▸ WRITTEN EXERCISE: Without the pictures, reproduce the records that follow exactly.

___ TASK INPUT ___

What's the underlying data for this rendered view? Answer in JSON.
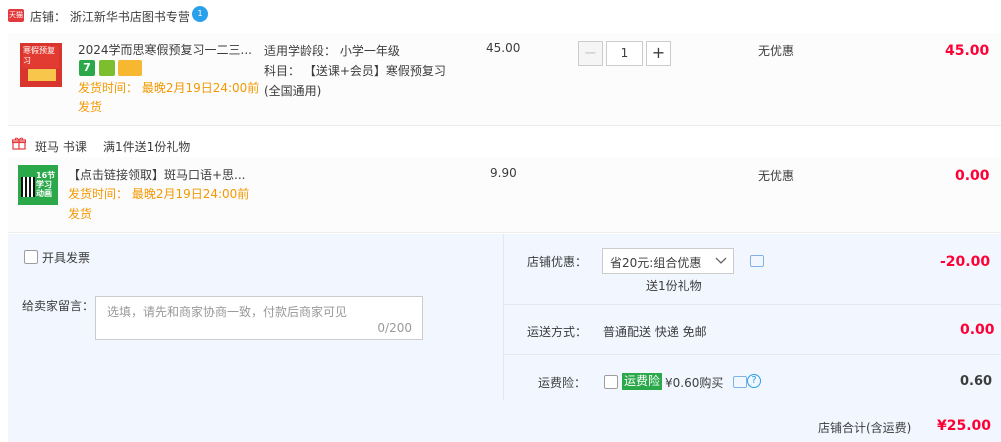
{
  "shop": {
    "badge": "天猫",
    "label": "店铺： 浙江新华书店图书专营",
    "ww_icon": "chat-icon",
    "ww_badge": "1"
  },
  "item1": {
    "title": "2024学而思寒假预复习一二三...",
    "thumb_text": "寒假预复习",
    "tags": [
      "7",
      "",
      "",
      ""
    ],
    "ship_line1": "发货时间： 最晚2月19日24:00前",
    "ship_line2": "发货",
    "attr1": "适用学龄段： 小学一年级",
    "attr2": "科目： 【送课+会员】寒假预复习",
    "attr3": "(全国通用)",
    "unit_price": "45.00",
    "minus": "−",
    "qty": "1",
    "plus": "+",
    "discount": "无优惠",
    "subtotal": "45.00"
  },
  "gift_row": {
    "label": "斑马 书课",
    "promo": "满1件送1份礼物"
  },
  "item2": {
    "title": "【点击链接领取】斑马口语+思...",
    "thumb_text": "16节学习动画",
    "ship_line1": "发货时间： 最晚2月19日24:00前",
    "ship_line2": "发货",
    "unit_price": "9.90",
    "discount": "无优惠",
    "subtotal": "0.00"
  },
  "order": {
    "invoice_label": "开具发票",
    "message_label": "给卖家留言：",
    "message_placeholder": "选填，请先和商家协商一致，付款后商家可见",
    "message_count": "0/200",
    "shop_discount_label": "店铺优惠：",
    "shop_discount_selected": "省20元:组合优惠",
    "gift_note": "送1份礼物",
    "shop_discount_amount": "-20.00",
    "shipping_label": "运送方式：",
    "shipping_value": "普通配送 快递 免邮",
    "shipping_amount": "0.00",
    "insurance_label": "运费险：",
    "insurance_tag": "运费险",
    "insurance_text": "¥0.60购买",
    "insurance_amount": "0.60"
  },
  "total": {
    "label": "店铺合计(含运费)",
    "amount": "¥25.00"
  },
  "colors": {
    "accent_red": "#ff0036",
    "ship_orange": "#f39800",
    "panel_blue": "#f2f7ff",
    "green": "#2aa84a"
  }
}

___

▸ ANSWER TO THIS PROBLEM:
What's the underlying data for this rendered view? Answer in JSON.
{
  "shop": {
    "badge": "天猫",
    "label": "店铺： 浙江新华书店图书专营",
    "ww_icon": "chat-icon",
    "ww_badge": "1"
  },
  "item1": {
    "title": "2024学而思寒假预复习一二三...",
    "thumb_text": "寒假预复习",
    "tags": [
      "7",
      "",
      "",
      ""
    ],
    "ship_line1": "发货时间： 最晚2月19日24:00前",
    "ship_line2": "发货",
    "attr1": "适用学龄段： 小学一年级",
    "attr2": "科目： 【送课+会员】寒假预复习",
    "attr3": "(全国通用)",
    "unit_price": "45.00",
    "minus": "−",
    "qty": "1",
    "plus": "+",
    "discount": "无优惠",
    "subtotal": "45.00"
  },
  "gift_row": {
    "label": "斑马 书课",
    "promo": "满1件送1份礼物"
  },
  "item2": {
    "title": "【点击链接领取】斑马口语+思...",
    "thumb_text": "16节学习动画",
    "ship_line1": "发货时间： 最晚2月19日24:00前",
    "ship_line2": "发货",
    "unit_price": "9.90",
    "discount": "无优惠",
    "subtotal": "0.00"
  },
  "order": {
    "invoice_label": "开具发票",
    "message_label": "给卖家留言：",
    "message_placeholder": "选填，请先和商家协商一致，付款后商家可见",
    "message_count": "0/200",
    "shop_discount_label": "店铺优惠：",
    "shop_discount_selected": "省20元:组合优惠",
    "gift_note": "送1份礼物",
    "shop_discount_amount": "-20.00",
    "shipping_label": "运送方式：",
    "shipping_value": "普通配送 快递 免邮",
    "shipping_amount": "0.00",
    "insurance_label": "运费险：",
    "insurance_tag": "运费险",
    "insurance_text": "¥0.60购买",
    "insurance_amount": "0.60"
  },
  "total": {
    "label": "店铺合计(含运费)",
    "amount": "¥25.00"
  },
  "colors": {
    "accent_red": "#ff0036",
    "ship_orange": "#f39800",
    "panel_blue": "#f2f7ff",
    "green": "#2aa84a"
  }
}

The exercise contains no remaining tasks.